Copy all lines holding the word "által" from the entries.

• Entries shown:
-=-=-

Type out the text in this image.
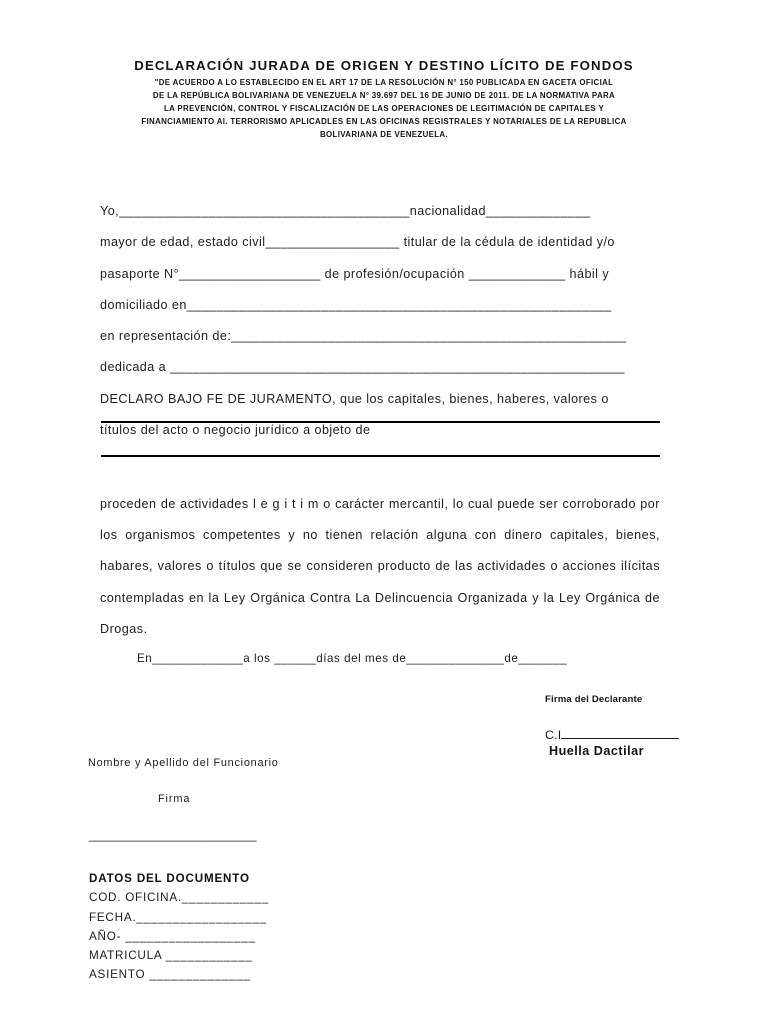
DECLARACIÓN JURADA DE ORIGEN Y DESTINO LÍCITO DE FONDOS
"DE ACUERDO A LO ESTABLECIDO EN EL ART 17 DE LA RESOLUCIÓN N° 150 PUBLICADA EN GACETA OFICIAL
DE LA REPÚBLICA BOLIVARIANA DE VENEZUELA N° 39.697 DEL 16 DE JUNIO DE 2011. DE LA NORMATIVA PARA
LA PREVENCIÓN, CONTROL Y FISCALIZACIÓN DE LAS OPERACIONES DE LEGITIMACIÓN DE CAPITALES Y
FINANCIAMIENTO Al. TERRORISMO APLICADLES EN LAS OFICINAS REGISTRALES Y NOTARIALES DE LA REPUBLICA
BOLIVARIANA DE VENEZUELA.
Yo,_______________________________________nacionalidad______________
mayor de edad, estado civil__________________ titular de la cédula de identidad y/o
pasaporte N°___________________ de profesión/ocupación _____________ hábil y
domiciliado en_________________________________________________________
en representación de:_____________________________________________________
dedicada a _____________________________________________________________
DECLARO BAJO FE DE JURAMENTO, que los capitales, bienes, haberes, valores o
títulos del acto o negocio jurídico a objeto de
proceden de actividades l e g i t i m o carácter mercantil, lo cual puede ser corroborado por los organismos competentes y no tienen relación alguna con dinero capitales, bienes, habares, valores o títulos que se consideren producto de las actividades o acciones ilícitas contempladas en la Ley Orgánica Contra La Delincuencia Organizada y la Ley Orgánica de Drogas.
En_____________a los ______días del mes de______________de_______
Firma del Declarante
C.I
Huella Dactilar
Nombre y Apellido del Funcionario
Firma
________________________
DATOS DEL DOCUMENTO
COD. OFICINA.____________
FECHA.__________________
AÑO- __________________
MATRICULA ____________
ASIENTO ______________
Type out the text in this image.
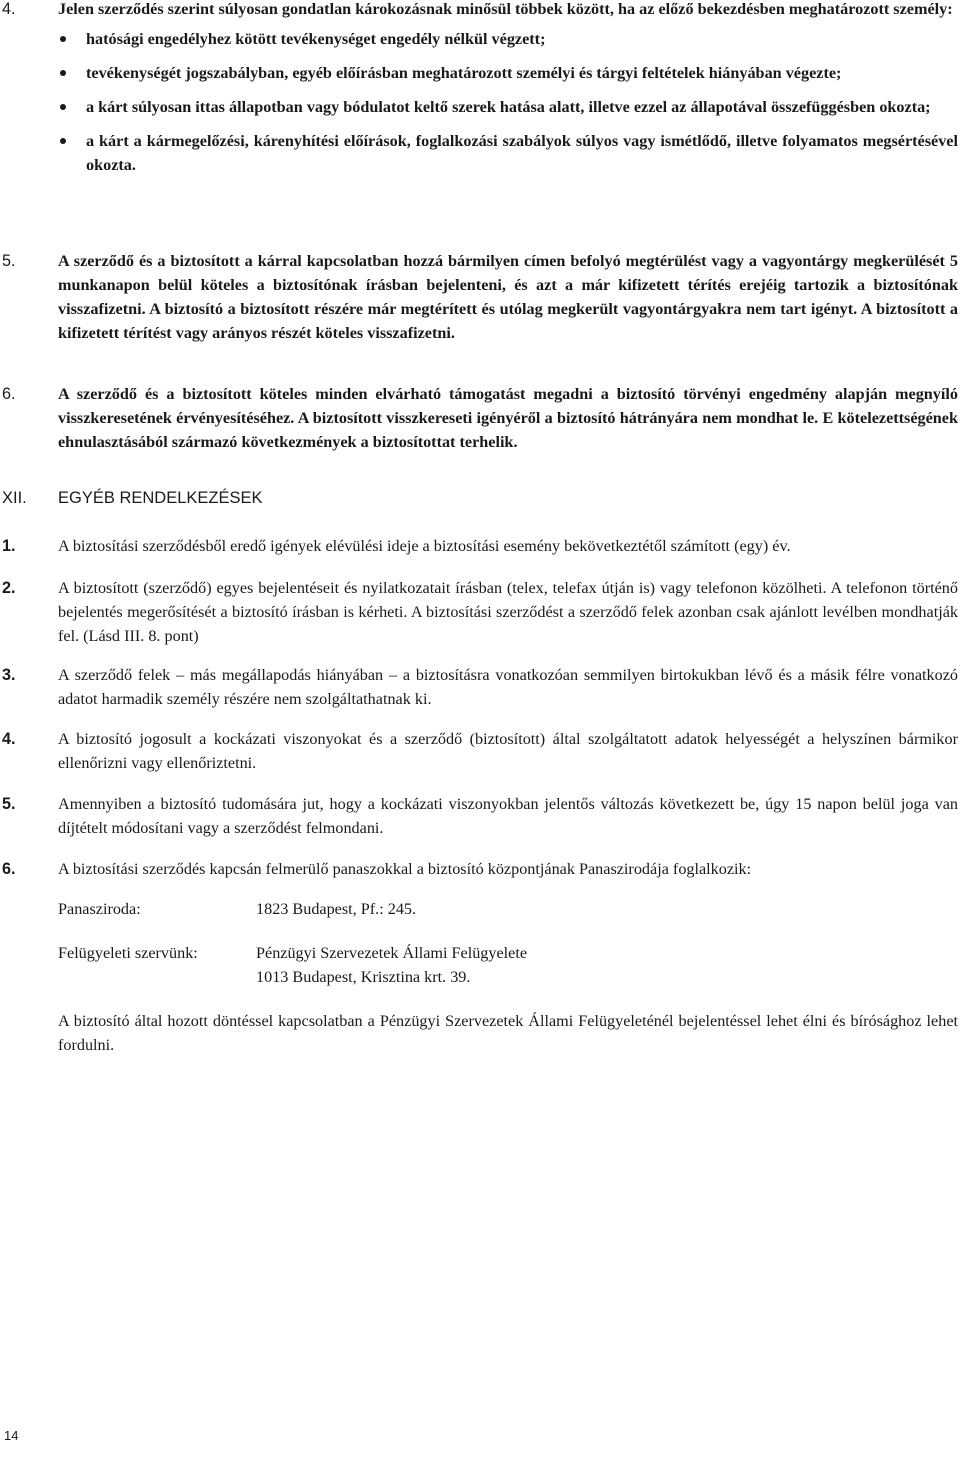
4.	Jelen szerződés szerint súlyosan gondatlan károkozásnak minősül többek között, ha az előző bekezdésben meghatározott személy:
hatósági engedélyhez kötött tevékenységet engedély nélkül végzett;
tevékenységét jogszabályban, egyéb előírásban meghatározott személyi és tárgyi feltételek hiányában végezte;
a kárt súlyosan ittas állapotban vagy bódulatot keltő szerek hatása alatt, illetve ezzel az állapotával összefüggésben okozta;
a kárt a kármegelőzési, kárenyhítési előírások, foglalkozási szabályok súlyos vagy ismétlődő, illetve folyamatos megsértésével okozta.
5.	A szerződő és a biztosított a kárral kapcsolatban hozzá bármilyen címen befolyó megtérülést vagy a vagyontárgy megkerülését 5 munkanapon belül köteles a biztosítónak írásban bejelenteni, és azt a már kifizetett térítés erejéig tartozik a biztosítónak visszafizetni. A biztosító a biztosított részére már megtérített és utólag megkerült vagyontárgyakra nem tart igényt. A biztosított a kifizetett térítést vagy arányos részét köteles visszafizetni.
6.	A szerződő és a biztosított köteles minden elvárható támogatást megadni a biztosító törvényi engedmény alapján megnyíló visszkeresetének érvényesítéséhez. A biztosított visszkereseti igényéről a biztosító hátrányára nem mondhat le. E kötelezettségének ehnulasztásából származó következmények a biztosítottat terhelik.
XII. EGYÉB RENDELKEZÉSEK
1.	A biztosítási szerződésből eredő igények elévülési ideje a biztosítási esemény bekövetkeztétől számított (egy) év.
2.	A biztosított (szerződő) egyes bejelentéseit és nyilatkozatait írásban (telex, telefax útján is) vagy telefonon közölheti. A telefonon történő bejelentés megerősítését a biztosító írásban is kérheti. A biztosítási szerződést a szerződő felek azonban csak ajánlott levélben mondhatják fel. (Lásd III. 8. pont)
3.	A szerződő felek – más megállapodás hiányában – a biztosításra vonatkozóan semmilyen birtokukban lévő és a másik félre vonatkozó adatot harmadik személy részére nem szolgáltathatnak ki.
4.	A biztosító jogosult a kockázati viszonyokat és a szerződő (biztosított) által szolgáltatott adatok helyességét a helyszínen bármikor ellenőrizni vagy ellenőriztetni.
5.	Amennyiben a biztosító tudomására jut, hogy a kockázati viszonyokban jelentős változás következett be, úgy 15 napon belül joga van díjtételt módosítani vagy a szerződést felmondani.
6.	A biztosítási szerződés kapcsán felmerülő panaszokkal a biztosító központjának Panaszirodája foglalkozik:
Panasziroda:	1823 Budapest, Pf.: 245.
Felügyeleti szervünk:	Pénzügyi Szervezetek Állami Felügyelete
1013 Budapest, Krisztina krt. 39.
A biztosító által hozott döntéssel kapcsolatban a Pénzügyi Szervezetek Állami Felügyeleténél bejelentéssel lehet élni és bírósághoz lehet fordulni.
14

-=-=-

• Exercise answer:
4.	A biztosító jogosult a kockázati viszonyokat és a szerződő (biztosított) által szolgáltatott adatok helyességét a helyszínen bármikor ellenőrizni vagy ellenőriztetni.
A biztosító által hozott döntéssel kapcsolatban a Pénzügyi Szervezetek Állami Felügyeleténél bejelentéssel lehet élni és bírósághoz lehet fordulni.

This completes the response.